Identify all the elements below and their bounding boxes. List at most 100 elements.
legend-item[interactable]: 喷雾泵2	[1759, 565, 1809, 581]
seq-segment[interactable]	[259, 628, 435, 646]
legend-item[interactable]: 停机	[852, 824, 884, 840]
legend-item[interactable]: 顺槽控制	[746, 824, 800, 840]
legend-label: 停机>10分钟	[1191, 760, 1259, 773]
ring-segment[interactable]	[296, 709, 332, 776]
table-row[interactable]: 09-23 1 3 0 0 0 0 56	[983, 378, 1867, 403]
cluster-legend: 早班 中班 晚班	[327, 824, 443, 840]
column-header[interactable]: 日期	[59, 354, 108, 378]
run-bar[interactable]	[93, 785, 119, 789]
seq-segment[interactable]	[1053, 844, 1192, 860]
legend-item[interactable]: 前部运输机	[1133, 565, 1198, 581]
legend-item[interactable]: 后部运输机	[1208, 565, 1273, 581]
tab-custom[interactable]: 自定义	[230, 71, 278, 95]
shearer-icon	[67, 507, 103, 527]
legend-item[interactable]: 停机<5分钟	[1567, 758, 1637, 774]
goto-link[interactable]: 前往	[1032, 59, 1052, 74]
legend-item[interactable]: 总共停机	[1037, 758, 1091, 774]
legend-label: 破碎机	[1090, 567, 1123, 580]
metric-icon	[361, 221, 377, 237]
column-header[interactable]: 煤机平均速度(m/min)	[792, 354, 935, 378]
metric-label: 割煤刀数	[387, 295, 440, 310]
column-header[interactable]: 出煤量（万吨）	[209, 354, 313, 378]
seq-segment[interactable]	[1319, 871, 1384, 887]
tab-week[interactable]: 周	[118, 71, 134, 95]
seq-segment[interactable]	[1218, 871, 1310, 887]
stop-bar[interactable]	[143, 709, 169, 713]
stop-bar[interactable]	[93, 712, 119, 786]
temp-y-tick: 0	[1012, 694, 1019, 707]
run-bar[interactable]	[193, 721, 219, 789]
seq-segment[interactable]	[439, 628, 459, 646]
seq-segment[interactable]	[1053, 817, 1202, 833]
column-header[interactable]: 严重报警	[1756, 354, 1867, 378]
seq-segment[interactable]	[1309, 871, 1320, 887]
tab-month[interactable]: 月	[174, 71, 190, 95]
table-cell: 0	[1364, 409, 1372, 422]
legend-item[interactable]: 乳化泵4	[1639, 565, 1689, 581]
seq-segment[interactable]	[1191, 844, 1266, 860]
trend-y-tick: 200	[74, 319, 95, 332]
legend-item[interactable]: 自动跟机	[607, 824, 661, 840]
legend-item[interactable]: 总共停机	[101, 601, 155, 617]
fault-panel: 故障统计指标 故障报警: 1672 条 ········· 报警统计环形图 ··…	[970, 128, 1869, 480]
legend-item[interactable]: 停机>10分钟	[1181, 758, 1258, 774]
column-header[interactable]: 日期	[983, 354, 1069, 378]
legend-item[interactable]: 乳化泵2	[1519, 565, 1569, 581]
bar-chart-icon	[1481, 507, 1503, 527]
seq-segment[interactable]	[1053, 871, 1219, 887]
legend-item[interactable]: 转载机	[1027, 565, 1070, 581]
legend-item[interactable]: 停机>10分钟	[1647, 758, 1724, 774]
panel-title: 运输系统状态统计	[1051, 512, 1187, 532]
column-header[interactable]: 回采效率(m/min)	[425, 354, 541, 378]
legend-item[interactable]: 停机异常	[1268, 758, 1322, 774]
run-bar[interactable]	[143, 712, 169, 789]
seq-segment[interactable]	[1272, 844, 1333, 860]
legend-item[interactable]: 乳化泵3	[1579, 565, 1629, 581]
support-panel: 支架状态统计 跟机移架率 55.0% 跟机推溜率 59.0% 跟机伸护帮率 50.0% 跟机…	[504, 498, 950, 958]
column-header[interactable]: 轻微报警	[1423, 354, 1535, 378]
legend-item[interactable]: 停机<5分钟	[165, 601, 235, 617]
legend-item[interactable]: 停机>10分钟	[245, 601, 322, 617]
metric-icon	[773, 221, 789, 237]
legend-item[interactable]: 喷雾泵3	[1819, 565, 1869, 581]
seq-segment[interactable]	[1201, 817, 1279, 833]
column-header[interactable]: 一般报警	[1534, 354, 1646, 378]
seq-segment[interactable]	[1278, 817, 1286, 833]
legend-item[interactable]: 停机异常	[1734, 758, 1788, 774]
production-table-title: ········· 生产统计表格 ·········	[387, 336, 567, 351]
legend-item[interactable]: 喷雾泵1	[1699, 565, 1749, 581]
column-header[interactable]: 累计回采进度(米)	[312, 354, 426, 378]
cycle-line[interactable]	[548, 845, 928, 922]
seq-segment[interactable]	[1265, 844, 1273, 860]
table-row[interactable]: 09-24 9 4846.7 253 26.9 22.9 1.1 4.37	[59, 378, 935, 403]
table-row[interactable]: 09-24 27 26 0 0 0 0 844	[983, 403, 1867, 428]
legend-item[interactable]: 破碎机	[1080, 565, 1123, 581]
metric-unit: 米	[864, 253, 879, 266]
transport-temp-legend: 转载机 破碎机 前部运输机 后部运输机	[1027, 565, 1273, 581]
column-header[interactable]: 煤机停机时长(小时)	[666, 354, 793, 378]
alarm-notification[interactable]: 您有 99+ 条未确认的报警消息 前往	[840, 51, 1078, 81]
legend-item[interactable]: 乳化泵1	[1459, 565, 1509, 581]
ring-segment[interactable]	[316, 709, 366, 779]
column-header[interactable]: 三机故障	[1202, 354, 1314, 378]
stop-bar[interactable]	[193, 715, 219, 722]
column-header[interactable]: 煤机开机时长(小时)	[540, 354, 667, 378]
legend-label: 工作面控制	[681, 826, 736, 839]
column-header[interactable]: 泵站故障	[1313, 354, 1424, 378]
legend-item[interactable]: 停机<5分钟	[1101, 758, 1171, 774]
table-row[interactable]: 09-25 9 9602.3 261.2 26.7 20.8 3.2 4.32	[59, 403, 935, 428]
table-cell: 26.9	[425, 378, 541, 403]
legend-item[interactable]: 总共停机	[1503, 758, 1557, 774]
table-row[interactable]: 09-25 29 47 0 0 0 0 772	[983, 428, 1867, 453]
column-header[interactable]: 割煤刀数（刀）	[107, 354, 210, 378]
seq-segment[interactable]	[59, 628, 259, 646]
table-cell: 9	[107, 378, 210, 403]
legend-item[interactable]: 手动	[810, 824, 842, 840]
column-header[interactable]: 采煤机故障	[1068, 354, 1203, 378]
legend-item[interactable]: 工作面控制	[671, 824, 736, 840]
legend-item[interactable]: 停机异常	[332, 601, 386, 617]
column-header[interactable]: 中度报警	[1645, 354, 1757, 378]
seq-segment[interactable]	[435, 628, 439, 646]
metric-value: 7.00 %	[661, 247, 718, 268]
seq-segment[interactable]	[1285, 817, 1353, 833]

────────────────────

● **Exercise**: Please revise the entries above so that every "seq-segment" reads "sequence-segment", keeping everything else the same.

● **Correct response**:
Identify all the elements below and their bounding boxes. List at most 100 elements.
legend-item[interactable]: 喷雾泵2	[1759, 565, 1809, 581]
sequence-segment[interactable]	[259, 628, 435, 646]
legend-item[interactable]: 停机	[852, 824, 884, 840]
legend-item[interactable]: 顺槽控制	[746, 824, 800, 840]
legend-label: 停机>10分钟	[1191, 760, 1259, 773]
ring-segment[interactable]	[296, 709, 332, 776]
table-row[interactable]: 09-23 1 3 0 0 0 0 56	[983, 378, 1867, 403]
cluster-legend: 早班 中班 晚班	[327, 824, 443, 840]
column-header[interactable]: 日期	[59, 354, 108, 378]
run-bar[interactable]	[93, 785, 119, 789]
sequence-segment[interactable]	[1053, 844, 1192, 860]
legend-item[interactable]: 前部运输机	[1133, 565, 1198, 581]
legend-item[interactable]: 后部运输机	[1208, 565, 1273, 581]
tab-custom[interactable]: 自定义	[230, 71, 278, 95]
shearer-icon	[67, 507, 103, 527]
legend-item[interactable]: 停机<5分钟	[1567, 758, 1637, 774]
goto-link[interactable]: 前往	[1032, 59, 1052, 74]
legend-item[interactable]: 总共停机	[1037, 758, 1091, 774]
legend-label: 破碎机	[1090, 567, 1123, 580]
metric-icon	[361, 221, 377, 237]
column-header[interactable]: 煤机平均速度(m/min)	[792, 354, 935, 378]
metric-label: 割煤刀数	[387, 295, 440, 310]
column-header[interactable]: 出煤量（万吨）	[209, 354, 313, 378]
sequence-segment[interactable]	[1319, 871, 1384, 887]
tab-week[interactable]: 周	[118, 71, 134, 95]
sequence-segment[interactable]	[1218, 871, 1310, 887]
stop-bar[interactable]	[143, 709, 169, 713]
stop-bar[interactable]	[93, 712, 119, 786]
temp-y-tick: 0	[1012, 694, 1019, 707]
run-bar[interactable]	[193, 721, 219, 789]
sequence-segment[interactable]	[439, 628, 459, 646]
sequence-segment[interactable]	[1053, 817, 1202, 833]
column-header[interactable]: 严重报警	[1756, 354, 1867, 378]
sequence-segment[interactable]	[1309, 871, 1320, 887]
tab-month[interactable]: 月	[174, 71, 190, 95]
table-cell: 0	[1364, 409, 1372, 422]
legend-item[interactable]: 乳化泵4	[1639, 565, 1689, 581]
sequence-segment[interactable]	[1191, 844, 1266, 860]
trend-y-tick: 200	[74, 319, 95, 332]
legend-item[interactable]: 自动跟机	[607, 824, 661, 840]
legend-item[interactable]: 总共停机	[101, 601, 155, 617]
fault-panel: 故障统计指标 故障报警: 1672 条 ········· 报警统计环形图 ··…	[970, 128, 1869, 480]
legend-item[interactable]: 停机>10分钟	[1181, 758, 1258, 774]
column-header[interactable]: 日期	[983, 354, 1069, 378]
legend-item[interactable]: 乳化泵2	[1519, 565, 1569, 581]
bar-chart-icon	[1481, 507, 1503, 527]
sequence-segment[interactable]	[1053, 871, 1219, 887]
legend-item[interactable]: 转载机	[1027, 565, 1070, 581]
legend-item[interactable]: 停机>10分钟	[1647, 758, 1724, 774]
panel-title: 运输系统状态统计	[1051, 512, 1187, 532]
column-header[interactable]: 回采效率(m/min)	[425, 354, 541, 378]
legend-item[interactable]: 停机异常	[1268, 758, 1322, 774]
run-bar[interactable]	[143, 712, 169, 789]
sequence-segment[interactable]	[1272, 844, 1333, 860]
legend-item[interactable]: 乳化泵3	[1579, 565, 1629, 581]
support-panel: 支架状态统计 跟机移架率 55.0% 跟机推溜率 59.0% 跟机伸护帮率 50.0% 跟机…	[504, 498, 950, 958]
column-header[interactable]: 轻微报警	[1423, 354, 1535, 378]
legend-item[interactable]: 停机<5分钟	[165, 601, 235, 617]
legend-item[interactable]: 停机>10分钟	[245, 601, 322, 617]
metric-icon	[773, 221, 789, 237]
legend-item[interactable]: 喷雾泵3	[1819, 565, 1869, 581]
sequence-segment[interactable]	[1201, 817, 1279, 833]
column-header[interactable]: 一般报警	[1534, 354, 1646, 378]
sequence-segment[interactable]	[1278, 817, 1286, 833]
legend-item[interactable]: 停机异常	[1734, 758, 1788, 774]
production-table-title: ········· 生产统计表格 ·········	[387, 336, 567, 351]
legend-item[interactable]: 喷雾泵1	[1699, 565, 1749, 581]
column-header[interactable]: 累计回采进度(米)	[312, 354, 426, 378]
cycle-line[interactable]	[548, 845, 928, 922]
sequence-segment[interactable]	[1265, 844, 1273, 860]
table-row[interactable]: 09-24 9 4846.7 253 26.9 22.9 1.1 4.37	[59, 378, 935, 403]
table-row[interactable]: 09-24 27 26 0 0 0 0 844	[983, 403, 1867, 428]
legend-item[interactable]: 破碎机	[1080, 565, 1123, 581]
metric-unit: 米	[864, 253, 879, 266]
transport-temp-legend: 转载机 破碎机 前部运输机 后部运输机	[1027, 565, 1273, 581]
column-header[interactable]: 煤机停机时长(小时)	[666, 354, 793, 378]
alarm-notification[interactable]: 您有 99+ 条未确认的报警消息 前往	[840, 51, 1078, 81]
legend-item[interactable]: 乳化泵1	[1459, 565, 1509, 581]
ring-segment[interactable]	[316, 709, 366, 779]
column-header[interactable]: 三机故障	[1202, 354, 1314, 378]
stop-bar[interactable]	[193, 715, 219, 722]
column-header[interactable]: 煤机开机时长(小时)	[540, 354, 667, 378]
legend-label: 工作面控制	[681, 826, 736, 839]
column-header[interactable]: 泵站故障	[1313, 354, 1424, 378]
legend-item[interactable]: 停机<5分钟	[1101, 758, 1171, 774]
table-row[interactable]: 09-25 9 9602.3 261.2 26.7 20.8 3.2 4.32	[59, 403, 935, 428]
table-cell: 26.9	[425, 378, 541, 403]
legend-item[interactable]: 总共停机	[1503, 758, 1557, 774]
table-row[interactable]: 09-25 29 47 0 0 0 0 772	[983, 428, 1867, 453]
column-header[interactable]: 割煤刀数（刀）	[107, 354, 210, 378]
sequence-segment[interactable]	[59, 628, 259, 646]
table-cell: 9	[107, 378, 210, 403]
legend-item[interactable]: 手动	[810, 824, 842, 840]
column-header[interactable]: 采煤机故障	[1068, 354, 1203, 378]
legend-item[interactable]: 工作面控制	[671, 824, 736, 840]
legend-item[interactable]: 停机异常	[332, 601, 386, 617]
column-header[interactable]: 中度报警	[1645, 354, 1757, 378]
sequence-segment[interactable]	[435, 628, 439, 646]
metric-value: 7.00 %	[661, 247, 718, 268]
sequence-segment[interactable]	[1285, 817, 1353, 833]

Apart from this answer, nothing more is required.